# DIRECTIONS
From the listing below, extract every line in which the word "مسابقات" appears.

□ □ □

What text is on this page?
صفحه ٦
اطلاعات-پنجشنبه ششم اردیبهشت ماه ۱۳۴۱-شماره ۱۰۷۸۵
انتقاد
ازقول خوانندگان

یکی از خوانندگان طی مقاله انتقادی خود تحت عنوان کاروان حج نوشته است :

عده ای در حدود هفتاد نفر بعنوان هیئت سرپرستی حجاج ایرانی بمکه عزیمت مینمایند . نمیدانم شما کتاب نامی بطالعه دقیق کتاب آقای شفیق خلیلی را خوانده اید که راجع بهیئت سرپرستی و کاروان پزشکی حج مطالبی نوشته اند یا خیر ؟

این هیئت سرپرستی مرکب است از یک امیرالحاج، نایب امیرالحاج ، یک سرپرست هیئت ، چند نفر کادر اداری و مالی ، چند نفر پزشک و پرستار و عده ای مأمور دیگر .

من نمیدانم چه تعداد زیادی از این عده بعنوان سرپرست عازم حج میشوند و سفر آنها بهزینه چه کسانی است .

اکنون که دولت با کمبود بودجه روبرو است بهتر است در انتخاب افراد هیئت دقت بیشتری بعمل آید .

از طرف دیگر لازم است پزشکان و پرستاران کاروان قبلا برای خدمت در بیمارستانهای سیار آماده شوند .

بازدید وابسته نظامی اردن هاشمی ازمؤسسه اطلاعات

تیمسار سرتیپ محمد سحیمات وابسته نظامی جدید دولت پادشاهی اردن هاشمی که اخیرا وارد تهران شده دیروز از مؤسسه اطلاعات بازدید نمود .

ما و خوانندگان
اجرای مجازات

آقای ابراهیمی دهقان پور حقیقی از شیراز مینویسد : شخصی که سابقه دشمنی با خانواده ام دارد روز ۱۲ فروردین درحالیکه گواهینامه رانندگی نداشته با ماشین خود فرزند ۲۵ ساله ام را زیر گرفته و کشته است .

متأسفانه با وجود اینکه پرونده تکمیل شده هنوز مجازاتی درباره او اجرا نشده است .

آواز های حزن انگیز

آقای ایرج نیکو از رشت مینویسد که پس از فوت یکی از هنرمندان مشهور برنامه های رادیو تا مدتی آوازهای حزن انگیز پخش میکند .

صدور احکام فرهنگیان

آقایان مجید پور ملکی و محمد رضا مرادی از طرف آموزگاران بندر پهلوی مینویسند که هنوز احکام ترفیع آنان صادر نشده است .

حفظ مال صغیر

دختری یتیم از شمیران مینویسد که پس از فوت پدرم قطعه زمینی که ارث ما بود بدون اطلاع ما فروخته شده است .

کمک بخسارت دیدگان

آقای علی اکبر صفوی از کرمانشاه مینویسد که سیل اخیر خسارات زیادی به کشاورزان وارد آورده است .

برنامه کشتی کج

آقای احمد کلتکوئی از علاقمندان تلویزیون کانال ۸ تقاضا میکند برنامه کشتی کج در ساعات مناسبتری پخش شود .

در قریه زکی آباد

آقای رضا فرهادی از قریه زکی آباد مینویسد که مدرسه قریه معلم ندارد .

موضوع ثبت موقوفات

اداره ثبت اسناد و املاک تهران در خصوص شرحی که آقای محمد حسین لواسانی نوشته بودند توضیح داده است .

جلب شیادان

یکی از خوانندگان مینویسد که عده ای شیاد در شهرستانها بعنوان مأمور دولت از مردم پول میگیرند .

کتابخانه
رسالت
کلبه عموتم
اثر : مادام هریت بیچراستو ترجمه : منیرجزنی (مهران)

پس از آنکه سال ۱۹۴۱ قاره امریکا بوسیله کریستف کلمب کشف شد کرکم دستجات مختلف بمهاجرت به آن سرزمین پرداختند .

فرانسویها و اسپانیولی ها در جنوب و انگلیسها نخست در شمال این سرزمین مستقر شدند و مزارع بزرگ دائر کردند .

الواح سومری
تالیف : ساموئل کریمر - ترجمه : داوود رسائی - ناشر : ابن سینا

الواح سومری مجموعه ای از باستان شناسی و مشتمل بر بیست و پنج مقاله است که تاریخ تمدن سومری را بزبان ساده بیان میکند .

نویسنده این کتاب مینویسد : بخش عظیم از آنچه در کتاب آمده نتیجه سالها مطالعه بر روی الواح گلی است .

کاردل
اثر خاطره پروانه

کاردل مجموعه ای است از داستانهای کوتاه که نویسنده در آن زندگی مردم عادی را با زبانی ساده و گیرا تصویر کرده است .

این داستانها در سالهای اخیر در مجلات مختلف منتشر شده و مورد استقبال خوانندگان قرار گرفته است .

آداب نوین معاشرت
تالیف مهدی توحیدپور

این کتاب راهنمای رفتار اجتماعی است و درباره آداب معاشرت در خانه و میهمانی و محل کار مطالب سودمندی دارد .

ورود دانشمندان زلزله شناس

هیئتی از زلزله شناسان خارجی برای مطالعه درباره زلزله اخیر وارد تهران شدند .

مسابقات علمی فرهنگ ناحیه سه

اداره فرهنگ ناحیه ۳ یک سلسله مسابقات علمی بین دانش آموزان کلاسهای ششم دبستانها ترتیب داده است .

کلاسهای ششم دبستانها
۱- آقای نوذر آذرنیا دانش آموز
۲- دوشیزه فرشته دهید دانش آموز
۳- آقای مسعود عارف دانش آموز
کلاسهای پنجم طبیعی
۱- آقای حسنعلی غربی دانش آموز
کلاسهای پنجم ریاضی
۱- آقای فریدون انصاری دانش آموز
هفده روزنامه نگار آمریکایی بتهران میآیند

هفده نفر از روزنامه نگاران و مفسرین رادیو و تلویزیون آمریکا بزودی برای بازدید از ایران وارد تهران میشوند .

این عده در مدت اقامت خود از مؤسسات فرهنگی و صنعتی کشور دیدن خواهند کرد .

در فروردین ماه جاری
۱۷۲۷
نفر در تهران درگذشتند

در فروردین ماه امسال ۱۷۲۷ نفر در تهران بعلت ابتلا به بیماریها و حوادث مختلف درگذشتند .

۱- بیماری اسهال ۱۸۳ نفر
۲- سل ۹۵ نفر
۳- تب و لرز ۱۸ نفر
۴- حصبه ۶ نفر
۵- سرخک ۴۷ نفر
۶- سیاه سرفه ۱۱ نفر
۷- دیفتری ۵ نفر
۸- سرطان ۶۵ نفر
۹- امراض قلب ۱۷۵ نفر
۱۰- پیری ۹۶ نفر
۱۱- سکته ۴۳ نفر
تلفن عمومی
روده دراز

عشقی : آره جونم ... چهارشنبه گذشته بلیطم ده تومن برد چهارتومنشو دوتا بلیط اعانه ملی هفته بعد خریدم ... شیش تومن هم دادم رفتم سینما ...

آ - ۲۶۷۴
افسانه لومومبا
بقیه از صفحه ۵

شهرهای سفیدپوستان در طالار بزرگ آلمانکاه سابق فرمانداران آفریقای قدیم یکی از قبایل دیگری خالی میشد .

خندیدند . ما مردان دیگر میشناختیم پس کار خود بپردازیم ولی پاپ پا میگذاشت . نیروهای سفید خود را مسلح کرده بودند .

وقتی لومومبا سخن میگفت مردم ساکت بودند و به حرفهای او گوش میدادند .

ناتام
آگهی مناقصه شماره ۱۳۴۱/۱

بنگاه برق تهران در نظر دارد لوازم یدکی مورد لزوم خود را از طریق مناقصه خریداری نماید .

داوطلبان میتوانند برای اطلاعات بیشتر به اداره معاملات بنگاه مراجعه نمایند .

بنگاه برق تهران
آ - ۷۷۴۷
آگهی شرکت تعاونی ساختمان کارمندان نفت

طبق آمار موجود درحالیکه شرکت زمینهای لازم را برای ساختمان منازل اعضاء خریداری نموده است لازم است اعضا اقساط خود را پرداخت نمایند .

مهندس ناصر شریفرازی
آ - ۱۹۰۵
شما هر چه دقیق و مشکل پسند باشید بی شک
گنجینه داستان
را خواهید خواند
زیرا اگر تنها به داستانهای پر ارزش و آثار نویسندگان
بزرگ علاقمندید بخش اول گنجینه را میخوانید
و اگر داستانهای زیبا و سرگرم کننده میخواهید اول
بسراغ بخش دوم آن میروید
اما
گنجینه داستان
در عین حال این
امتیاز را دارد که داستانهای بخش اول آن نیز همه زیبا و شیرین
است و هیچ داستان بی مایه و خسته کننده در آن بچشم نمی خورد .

□ □ □

# TASK RESULT
مسابقات علمی فرهنگ ناحیه سه
اداره فرهنگ ناحیه ۳ یک سلسله مسابقات علمی بین دانش آموزان کلاسهای ششم دبستانها ترتیب داده است .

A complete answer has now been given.